| WHAT IS ASKED |
Give the records back in full, exactly as they read.

Stored data:
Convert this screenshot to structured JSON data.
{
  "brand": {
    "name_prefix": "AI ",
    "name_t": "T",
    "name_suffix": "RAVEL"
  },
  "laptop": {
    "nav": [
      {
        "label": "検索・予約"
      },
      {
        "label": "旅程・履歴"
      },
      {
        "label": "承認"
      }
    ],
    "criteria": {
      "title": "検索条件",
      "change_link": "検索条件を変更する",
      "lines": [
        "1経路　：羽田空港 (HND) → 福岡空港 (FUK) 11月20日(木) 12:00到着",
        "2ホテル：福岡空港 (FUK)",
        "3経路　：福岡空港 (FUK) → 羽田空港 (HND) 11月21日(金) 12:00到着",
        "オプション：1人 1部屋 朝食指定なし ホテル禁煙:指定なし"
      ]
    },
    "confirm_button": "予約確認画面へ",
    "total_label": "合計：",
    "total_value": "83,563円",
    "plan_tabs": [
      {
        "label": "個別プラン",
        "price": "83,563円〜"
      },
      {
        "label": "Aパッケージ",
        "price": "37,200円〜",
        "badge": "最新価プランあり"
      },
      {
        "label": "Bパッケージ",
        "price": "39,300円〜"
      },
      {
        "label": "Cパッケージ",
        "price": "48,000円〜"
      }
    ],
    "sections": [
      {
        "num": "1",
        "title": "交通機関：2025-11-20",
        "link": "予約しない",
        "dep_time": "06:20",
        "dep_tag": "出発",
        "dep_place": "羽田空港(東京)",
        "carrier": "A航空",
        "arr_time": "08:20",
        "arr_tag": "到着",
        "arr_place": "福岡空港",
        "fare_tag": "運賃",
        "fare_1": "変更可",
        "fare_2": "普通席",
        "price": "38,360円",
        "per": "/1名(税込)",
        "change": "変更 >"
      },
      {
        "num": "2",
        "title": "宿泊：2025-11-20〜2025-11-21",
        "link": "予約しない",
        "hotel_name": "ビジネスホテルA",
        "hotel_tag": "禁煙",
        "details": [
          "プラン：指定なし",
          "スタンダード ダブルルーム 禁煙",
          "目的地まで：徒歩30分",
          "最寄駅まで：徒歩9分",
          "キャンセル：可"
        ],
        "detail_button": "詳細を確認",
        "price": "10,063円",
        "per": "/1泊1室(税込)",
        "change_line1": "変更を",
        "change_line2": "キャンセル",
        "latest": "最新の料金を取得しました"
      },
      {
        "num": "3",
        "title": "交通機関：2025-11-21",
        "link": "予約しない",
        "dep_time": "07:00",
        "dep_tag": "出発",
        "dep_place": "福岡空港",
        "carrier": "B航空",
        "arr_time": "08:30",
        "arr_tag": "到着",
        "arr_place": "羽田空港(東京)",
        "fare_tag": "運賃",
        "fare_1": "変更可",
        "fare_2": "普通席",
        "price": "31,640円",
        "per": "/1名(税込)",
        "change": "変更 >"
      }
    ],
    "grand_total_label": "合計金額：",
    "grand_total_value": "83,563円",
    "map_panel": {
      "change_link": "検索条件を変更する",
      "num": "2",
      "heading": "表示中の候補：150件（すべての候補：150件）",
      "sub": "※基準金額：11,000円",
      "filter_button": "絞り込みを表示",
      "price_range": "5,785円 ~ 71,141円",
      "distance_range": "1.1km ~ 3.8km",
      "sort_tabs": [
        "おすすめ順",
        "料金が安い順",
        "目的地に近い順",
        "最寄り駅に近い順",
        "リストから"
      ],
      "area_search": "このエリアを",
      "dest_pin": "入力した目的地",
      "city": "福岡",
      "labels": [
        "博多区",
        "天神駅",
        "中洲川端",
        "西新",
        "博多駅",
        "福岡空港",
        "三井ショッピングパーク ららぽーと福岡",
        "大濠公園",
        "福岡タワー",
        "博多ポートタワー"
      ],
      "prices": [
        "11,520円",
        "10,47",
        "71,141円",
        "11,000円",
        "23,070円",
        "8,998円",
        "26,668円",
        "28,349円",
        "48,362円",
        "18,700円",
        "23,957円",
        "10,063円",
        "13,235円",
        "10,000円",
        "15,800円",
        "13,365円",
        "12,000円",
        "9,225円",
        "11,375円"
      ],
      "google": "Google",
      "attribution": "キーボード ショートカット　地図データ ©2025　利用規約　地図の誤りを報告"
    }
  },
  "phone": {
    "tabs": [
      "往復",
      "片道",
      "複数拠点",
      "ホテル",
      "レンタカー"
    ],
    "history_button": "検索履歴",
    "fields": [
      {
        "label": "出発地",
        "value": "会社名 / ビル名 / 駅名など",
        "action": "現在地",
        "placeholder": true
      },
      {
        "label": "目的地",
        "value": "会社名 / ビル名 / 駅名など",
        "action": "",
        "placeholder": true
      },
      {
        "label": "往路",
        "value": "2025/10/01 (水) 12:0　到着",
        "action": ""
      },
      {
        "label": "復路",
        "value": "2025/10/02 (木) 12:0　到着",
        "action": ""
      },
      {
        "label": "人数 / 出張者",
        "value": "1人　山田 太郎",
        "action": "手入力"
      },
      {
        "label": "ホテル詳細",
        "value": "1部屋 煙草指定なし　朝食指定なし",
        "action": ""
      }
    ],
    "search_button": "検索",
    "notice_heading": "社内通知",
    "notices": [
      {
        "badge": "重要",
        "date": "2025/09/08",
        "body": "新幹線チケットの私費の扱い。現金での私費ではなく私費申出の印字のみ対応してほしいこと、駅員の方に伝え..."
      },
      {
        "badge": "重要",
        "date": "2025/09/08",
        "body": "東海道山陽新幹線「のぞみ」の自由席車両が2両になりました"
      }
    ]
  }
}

| EXERCISE RESULT |
Convert this screenshot to structured JSON data.
{
  "brand": {
    "name_prefix": "AI ",
    "name_t": "T",
    "name_suffix": "RAVEL"
  },
  "laptop": {
    "nav": [
      {
        "label": "検索・予約"
      },
      {
        "label": "旅程・履歴"
      },
      {
        "label": "承認"
      }
    ],
    "criteria": {
      "title": "検索条件",
      "change_link": "検索条件を変更する",
      "lines": [
        "1経路　：羽田空港 (HND) → 福岡空港 (FUK) 11月20日(木) 12:00到着",
        "2ホテル：福岡空港 (FUK)",
        "3経路　：福岡空港 (FUK) → 羽田空港 (HND) 11月21日(金) 12:00到着",
        "オプション：1人 1部屋 朝食指定なし ホテル禁煙:指定なし"
      ]
    },
    "confirm_button": "予約確認画面へ",
    "total_label": "合計：",
    "total_value": "83,563円",
    "plan_tabs": [
      {
        "label": "個別プラン",
        "price": "83,563円〜"
      },
      {
        "label": "Aパッケージ",
        "price": "37,200円〜",
        "badge": "最新価プランあり"
      },
      {
        "label": "Bパッケージ",
        "price": "39,300円〜"
      },
      {
        "label": "Cパッケージ",
        "price": "48,000円〜"
      }
    ],
    "sections": [
      {
        "num": "1",
        "title": "交通機関：2025-11-20",
        "link": "予約しない",
        "dep_time": "06:20",
        "dep_tag": "出発",
        "dep_place": "羽田空港(東京)",
        "carrier": "A航空",
        "arr_time": "08:20",
        "arr_tag": "到着",
        "arr_place": "福岡空港",
        "fare_tag": "運賃",
        "fare_1": "変更可",
        "fare_2": "普通席",
        "price": "38,360円",
        "per": "/1名(税込)",
        "change": "変更 >"
      },
      {
        "num": "2",
        "title": "宿泊：2025-11-20〜2025-11-21",
        "link": "予約しない",
        "hotel_name": "ビジネスホテルA",
        "hotel_tag": "禁煙",
        "details": [
          "プラン：指定なし",
          "スタンダード ダブルルーム 禁煙",
          "目的地まで：徒歩30分",
          "最寄駅まで：徒歩9分",
          "キャンセル：可"
        ],
        "detail_button": "詳細を確認",
        "price": "10,063円",
        "per": "/1泊1室(税込)",
        "change_line1": "変更を",
        "change_line2": "キャンセル",
        "latest": "最新の料金を取得しました"
      },
      {
        "num": "3",
        "title": "交通機関：2025-11-21",
        "link": "予約しない",
        "dep_time": "07:00",
        "dep_tag": "出発",
        "dep_place": "福岡空港",
        "carrier": "B航空",
        "arr_time": "08:30",
        "arr_tag": "到着",
        "arr_place": "羽田空港(東京)",
        "fare_tag": "運賃",
        "fare_1": "変更可",
        "fare_2": "普通席",
        "price": "31,640円",
        "per": "/1名(税込)",
        "change": "変更 >"
      }
    ],
    "grand_total_label": "合計金額：",
    "grand_total_value": "83,563円",
    "map_panel": {
      "change_link": "検索条件を変更する",
      "num": "2",
      "heading": "表示中の候補：150件（すべての候補：150件）",
      "sub": "※基準金額：11,000円",
      "filter_button": "絞り込みを表示",
      "price_range": "5,785円 ~ 71,141円",
      "distance_range": "1.1km ~ 3.8km",
      "sort_tabs": [
        "おすすめ順",
        "料金が安い順",
        "目的地に近い順",
        "最寄り駅に近い順",
        "リストから"
      ],
      "area_search": "このエリアを",
      "dest_pin": "入力した目的地",
      "city": "福岡",
      "labels": [
        "博多区",
        "天神駅",
        "中洲川端",
        "西新",
        "博多駅",
        "福岡空港",
        "三井ショッピングパーク ららぽーと福岡",
        "大濠公園",
        "福岡タワー",
        "博多ポートタワー"
      ],
      "prices": [
        "11,520円",
        "10,47",
        "71,141円",
        "11,000円",
        "23,070円",
        "8,998円",
        "26,668円",
        "28,349円",
        "48,362円",
        "18,700円",
        "23,957円",
        "10,063円",
        "13,235円",
        "10,000円",
        "15,800円",
        "13,365円",
        "12,000円",
        "9,225円",
        "11,375円"
      ],
      "google": "Google",
      "attribution": "キーボード ショートカット　地図データ ©2025　利用規約　地図の誤りを報告"
    }
  },
  "phone": {
    "tabs": [
      "往復",
      "片道",
      "複数拠点",
      "ホテル",
      "レンタカー"
    ],
    "history_button": "検索履歴",
    "fields": [
      {
        "label": "出発地",
        "value": "会社名 / ビル名 / 駅名など",
        "action": "現在地",
        "placeholder": true
      },
      {
        "label": "目的地",
        "value": "会社名 / ビル名 / 駅名など",
        "action": "",
        "placeholder": true
      },
      {
        "label": "往路",
        "value": "2025/10/01 (水) 12:0　到着",
        "action": ""
      },
      {
        "label": "復路",
        "value": "2025/10/02 (木) 12:0　到着",
        "action": ""
      },
      {
        "label": "人数 / 出張者",
        "value": "1人　山田 太郎",
        "action": "手入力"
      },
      {
        "label": "ホテル詳細",
        "value": "1部屋 煙草指定なし　朝食指定なし",
        "action": ""
      }
    ],
    "search_button": "検索",
    "notice_heading": "社内通知",
    "notices": [
      {
        "badge": "重要",
        "date": "2025/09/08",
        "body": "新幹線チケットの私費の扱い。現金での私費ではなく私費申出の印字のみ対応してほしいこと、駅員の方に伝え..."
      },
      {
        "badge": "重要",
        "date": "2025/09/08",
        "body": "東海道山陽新幹線「のぞみ」の自由席車両が2両になりました"
      }
    ]
  }
}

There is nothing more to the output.